● What is needed
Print the records again, character for character.

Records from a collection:
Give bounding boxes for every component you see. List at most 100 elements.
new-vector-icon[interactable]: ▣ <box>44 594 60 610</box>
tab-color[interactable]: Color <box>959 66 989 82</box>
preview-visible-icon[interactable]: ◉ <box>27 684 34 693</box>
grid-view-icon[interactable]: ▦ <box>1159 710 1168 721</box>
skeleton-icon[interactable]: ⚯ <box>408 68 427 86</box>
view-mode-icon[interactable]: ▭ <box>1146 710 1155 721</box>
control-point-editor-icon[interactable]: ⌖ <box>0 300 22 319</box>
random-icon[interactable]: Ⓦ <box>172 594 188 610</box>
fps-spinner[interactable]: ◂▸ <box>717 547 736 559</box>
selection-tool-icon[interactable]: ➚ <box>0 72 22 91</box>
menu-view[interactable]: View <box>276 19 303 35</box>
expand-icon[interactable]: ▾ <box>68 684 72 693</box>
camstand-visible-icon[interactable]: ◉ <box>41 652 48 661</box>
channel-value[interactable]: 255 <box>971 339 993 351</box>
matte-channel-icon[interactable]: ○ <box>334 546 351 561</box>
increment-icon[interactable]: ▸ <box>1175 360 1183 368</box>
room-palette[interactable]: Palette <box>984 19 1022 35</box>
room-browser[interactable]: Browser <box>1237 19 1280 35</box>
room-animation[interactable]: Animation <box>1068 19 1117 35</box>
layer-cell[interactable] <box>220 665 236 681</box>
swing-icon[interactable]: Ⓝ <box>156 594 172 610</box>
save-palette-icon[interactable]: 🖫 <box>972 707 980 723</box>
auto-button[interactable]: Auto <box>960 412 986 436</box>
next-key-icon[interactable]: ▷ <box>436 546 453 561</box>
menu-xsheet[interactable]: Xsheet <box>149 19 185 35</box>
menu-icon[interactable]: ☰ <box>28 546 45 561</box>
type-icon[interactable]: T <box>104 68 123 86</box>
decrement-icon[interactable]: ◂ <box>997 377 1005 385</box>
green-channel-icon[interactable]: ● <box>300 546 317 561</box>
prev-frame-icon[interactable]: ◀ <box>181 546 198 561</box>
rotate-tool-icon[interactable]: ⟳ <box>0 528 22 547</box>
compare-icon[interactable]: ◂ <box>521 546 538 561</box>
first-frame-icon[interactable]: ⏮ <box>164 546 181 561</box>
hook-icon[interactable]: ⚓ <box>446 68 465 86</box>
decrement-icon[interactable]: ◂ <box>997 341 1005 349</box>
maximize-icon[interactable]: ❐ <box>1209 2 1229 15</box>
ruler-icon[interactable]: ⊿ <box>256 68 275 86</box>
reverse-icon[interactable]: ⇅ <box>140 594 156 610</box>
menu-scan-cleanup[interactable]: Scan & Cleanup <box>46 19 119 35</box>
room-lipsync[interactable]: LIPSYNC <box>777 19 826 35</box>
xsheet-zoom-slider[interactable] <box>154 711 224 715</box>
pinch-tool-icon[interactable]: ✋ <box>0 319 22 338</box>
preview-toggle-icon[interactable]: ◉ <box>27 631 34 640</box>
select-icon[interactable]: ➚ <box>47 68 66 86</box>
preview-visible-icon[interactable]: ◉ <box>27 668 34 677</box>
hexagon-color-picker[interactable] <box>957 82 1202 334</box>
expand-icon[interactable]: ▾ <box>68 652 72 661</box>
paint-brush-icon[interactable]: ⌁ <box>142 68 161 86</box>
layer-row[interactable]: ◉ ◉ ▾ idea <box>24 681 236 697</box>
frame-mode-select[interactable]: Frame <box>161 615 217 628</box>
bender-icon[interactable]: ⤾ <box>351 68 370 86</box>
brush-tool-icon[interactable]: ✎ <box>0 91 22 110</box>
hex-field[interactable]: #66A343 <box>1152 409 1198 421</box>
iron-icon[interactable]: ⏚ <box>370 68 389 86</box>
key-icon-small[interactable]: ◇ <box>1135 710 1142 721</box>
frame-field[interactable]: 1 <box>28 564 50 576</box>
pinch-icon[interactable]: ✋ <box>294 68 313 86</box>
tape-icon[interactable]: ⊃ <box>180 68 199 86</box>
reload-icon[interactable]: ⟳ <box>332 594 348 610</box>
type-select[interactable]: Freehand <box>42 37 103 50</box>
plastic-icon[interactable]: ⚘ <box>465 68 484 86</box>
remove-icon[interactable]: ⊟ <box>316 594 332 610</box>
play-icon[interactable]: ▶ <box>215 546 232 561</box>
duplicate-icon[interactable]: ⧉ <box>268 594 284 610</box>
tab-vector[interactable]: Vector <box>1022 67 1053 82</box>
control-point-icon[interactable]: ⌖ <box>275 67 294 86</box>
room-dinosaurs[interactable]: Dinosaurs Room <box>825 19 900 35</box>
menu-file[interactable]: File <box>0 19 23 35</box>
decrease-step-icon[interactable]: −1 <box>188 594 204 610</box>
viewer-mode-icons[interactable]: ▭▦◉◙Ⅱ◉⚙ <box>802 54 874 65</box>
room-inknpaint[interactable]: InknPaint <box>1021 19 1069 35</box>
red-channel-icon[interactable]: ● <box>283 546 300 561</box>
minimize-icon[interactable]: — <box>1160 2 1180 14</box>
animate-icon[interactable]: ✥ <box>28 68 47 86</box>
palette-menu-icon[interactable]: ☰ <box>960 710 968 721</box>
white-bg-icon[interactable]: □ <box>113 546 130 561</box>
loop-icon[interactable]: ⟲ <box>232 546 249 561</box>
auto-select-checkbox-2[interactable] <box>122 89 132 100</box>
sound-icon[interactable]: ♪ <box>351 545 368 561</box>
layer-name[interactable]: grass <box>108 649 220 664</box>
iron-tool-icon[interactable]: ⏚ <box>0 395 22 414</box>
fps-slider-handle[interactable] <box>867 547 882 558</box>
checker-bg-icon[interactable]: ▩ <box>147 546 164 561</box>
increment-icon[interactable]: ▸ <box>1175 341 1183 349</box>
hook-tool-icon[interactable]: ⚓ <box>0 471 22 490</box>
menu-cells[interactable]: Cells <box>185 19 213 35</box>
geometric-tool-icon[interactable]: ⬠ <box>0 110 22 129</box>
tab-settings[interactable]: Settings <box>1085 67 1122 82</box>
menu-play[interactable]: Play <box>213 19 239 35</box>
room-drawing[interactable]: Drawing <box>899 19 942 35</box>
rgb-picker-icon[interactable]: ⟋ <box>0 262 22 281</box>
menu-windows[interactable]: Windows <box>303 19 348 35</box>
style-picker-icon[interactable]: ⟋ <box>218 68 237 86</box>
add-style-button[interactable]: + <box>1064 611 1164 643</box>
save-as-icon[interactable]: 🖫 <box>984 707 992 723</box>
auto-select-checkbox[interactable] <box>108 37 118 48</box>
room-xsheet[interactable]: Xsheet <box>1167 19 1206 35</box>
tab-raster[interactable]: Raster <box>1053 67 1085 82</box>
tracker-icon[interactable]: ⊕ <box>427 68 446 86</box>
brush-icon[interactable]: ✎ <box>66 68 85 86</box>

● Output for this exercise
Give bounding boxes for every component you see. List at most 100 elements.
new-vector-icon[interactable]: ▣ <box>44 594 60 610</box>
tab-color[interactable]: Color <box>959 66 989 82</box>
preview-visible-icon[interactable]: ◉ <box>27 684 34 693</box>
grid-view-icon[interactable]: ▦ <box>1159 710 1168 721</box>
skeleton-icon[interactable]: ⚯ <box>408 68 427 86</box>
view-mode-icon[interactable]: ▭ <box>1146 710 1155 721</box>
control-point-editor-icon[interactable]: ⌖ <box>0 300 22 319</box>
random-icon[interactable]: Ⓦ <box>172 594 188 610</box>
fps-spinner[interactable]: ◂▸ <box>717 547 736 559</box>
selection-tool-icon[interactable]: ➚ <box>0 72 22 91</box>
menu-view[interactable]: View <box>276 19 303 35</box>
expand-icon[interactable]: ▾ <box>68 684 72 693</box>
camstand-visible-icon[interactable]: ◉ <box>41 652 48 661</box>
channel-value[interactable]: 255 <box>971 339 993 351</box>
matte-channel-icon[interactable]: ○ <box>334 546 351 561</box>
increment-icon[interactable]: ▸ <box>1175 360 1183 368</box>
room-palette[interactable]: Palette <box>984 19 1022 35</box>
room-browser[interactable]: Browser <box>1237 19 1280 35</box>
room-animation[interactable]: Animation <box>1068 19 1117 35</box>
layer-cell[interactable] <box>220 665 236 681</box>
swing-icon[interactable]: Ⓝ <box>156 594 172 610</box>
save-palette-icon[interactable]: 🖫 <box>972 707 980 723</box>
auto-button[interactable]: Auto <box>960 412 986 436</box>
next-key-icon[interactable]: ▷ <box>436 546 453 561</box>
menu-xsheet[interactable]: Xsheet <box>149 19 185 35</box>
menu-icon[interactable]: ☰ <box>28 546 45 561</box>
type-icon[interactable]: T <box>104 68 123 86</box>
decrement-icon[interactable]: ◂ <box>997 377 1005 385</box>
green-channel-icon[interactable]: ● <box>300 546 317 561</box>
prev-frame-icon[interactable]: ◀ <box>181 546 198 561</box>
rotate-tool-icon[interactable]: ⟳ <box>0 528 22 547</box>
compare-icon[interactable]: ◂ <box>521 546 538 561</box>
first-frame-icon[interactable]: ⏮ <box>164 546 181 561</box>
hook-icon[interactable]: ⚓ <box>446 68 465 86</box>
decrement-icon[interactable]: ◂ <box>997 341 1005 349</box>
maximize-icon[interactable]: ❐ <box>1209 2 1229 15</box>
ruler-icon[interactable]: ⊿ <box>256 68 275 86</box>
reverse-icon[interactable]: ⇅ <box>140 594 156 610</box>
menu-scan-cleanup[interactable]: Scan & Cleanup <box>46 19 119 35</box>
room-lipsync[interactable]: LIPSYNC <box>777 19 826 35</box>
xsheet-zoom-slider[interactable] <box>154 711 224 715</box>
pinch-tool-icon[interactable]: ✋ <box>0 319 22 338</box>
preview-toggle-icon[interactable]: ◉ <box>27 631 34 640</box>
select-icon[interactable]: ➚ <box>47 68 66 86</box>
preview-visible-icon[interactable]: ◉ <box>27 668 34 677</box>
hexagon-color-picker[interactable] <box>957 82 1202 334</box>
expand-icon[interactable]: ▾ <box>68 652 72 661</box>
paint-brush-icon[interactable]: ⌁ <box>142 68 161 86</box>
layer-row[interactable]: ◉ ◉ ▾ idea <box>24 681 236 697</box>
frame-mode-select[interactable]: Frame <box>161 615 217 628</box>
bender-icon[interactable]: ⤾ <box>351 68 370 86</box>
brush-tool-icon[interactable]: ✎ <box>0 91 22 110</box>
hex-field[interactable]: #66A343 <box>1152 409 1198 421</box>
iron-icon[interactable]: ⏚ <box>370 68 389 86</box>
key-icon-small[interactable]: ◇ <box>1135 710 1142 721</box>
frame-field[interactable]: 1 <box>28 564 50 576</box>
pinch-icon[interactable]: ✋ <box>294 68 313 86</box>
tape-icon[interactable]: ⊃ <box>180 68 199 86</box>
reload-icon[interactable]: ⟳ <box>332 594 348 610</box>
type-select[interactable]: Freehand <box>42 37 103 50</box>
plastic-icon[interactable]: ⚘ <box>465 68 484 86</box>
remove-icon[interactable]: ⊟ <box>316 594 332 610</box>
play-icon[interactable]: ▶ <box>215 546 232 561</box>
duplicate-icon[interactable]: ⧉ <box>268 594 284 610</box>
tab-vector[interactable]: Vector <box>1022 67 1053 82</box>
control-point-icon[interactable]: ⌖ <box>275 67 294 86</box>
room-dinosaurs[interactable]: Dinosaurs Room <box>825 19 900 35</box>
menu-file[interactable]: File <box>0 19 23 35</box>
decrease-step-icon[interactable]: −1 <box>188 594 204 610</box>
viewer-mode-icons[interactable]: ▭▦◉◙Ⅱ◉⚙ <box>802 54 874 65</box>
room-inknpaint[interactable]: InknPaint <box>1021 19 1069 35</box>
red-channel-icon[interactable]: ● <box>283 546 300 561</box>
minimize-icon[interactable]: — <box>1160 2 1180 14</box>
animate-icon[interactable]: ✥ <box>28 68 47 86</box>
palette-menu-icon[interactable]: ☰ <box>960 710 968 721</box>
white-bg-icon[interactable]: □ <box>113 546 130 561</box>
loop-icon[interactable]: ⟲ <box>232 546 249 561</box>
auto-select-checkbox-2[interactable] <box>122 89 132 100</box>
sound-icon[interactable]: ♪ <box>351 545 368 561</box>
layer-name[interactable]: grass <box>108 649 220 664</box>
iron-tool-icon[interactable]: ⏚ <box>0 395 22 414</box>
fps-slider-handle[interactable] <box>867 547 882 558</box>
checker-bg-icon[interactable]: ▩ <box>147 546 164 561</box>
increment-icon[interactable]: ▸ <box>1175 341 1183 349</box>
hook-tool-icon[interactable]: ⚓ <box>0 471 22 490</box>
menu-cells[interactable]: Cells <box>185 19 213 35</box>
geometric-tool-icon[interactable]: ⬠ <box>0 110 22 129</box>
tab-settings[interactable]: Settings <box>1085 67 1122 82</box>
menu-play[interactable]: Play <box>213 19 239 35</box>
room-drawing[interactable]: Drawing <box>899 19 942 35</box>
rgb-picker-icon[interactable]: ⟋ <box>0 262 22 281</box>
menu-windows[interactable]: Windows <box>303 19 348 35</box>
style-picker-icon[interactable]: ⟋ <box>218 68 237 86</box>
add-style-button[interactable]: + <box>1064 611 1164 643</box>
save-as-icon[interactable]: 🖫 <box>984 707 992 723</box>
auto-select-checkbox[interactable] <box>108 37 118 48</box>
room-xsheet[interactable]: Xsheet <box>1167 19 1206 35</box>
tab-raster[interactable]: Raster <box>1053 67 1085 82</box>
tracker-icon[interactable]: ⊕ <box>427 68 446 86</box>
brush-icon[interactable]: ✎ <box>66 68 85 86</box>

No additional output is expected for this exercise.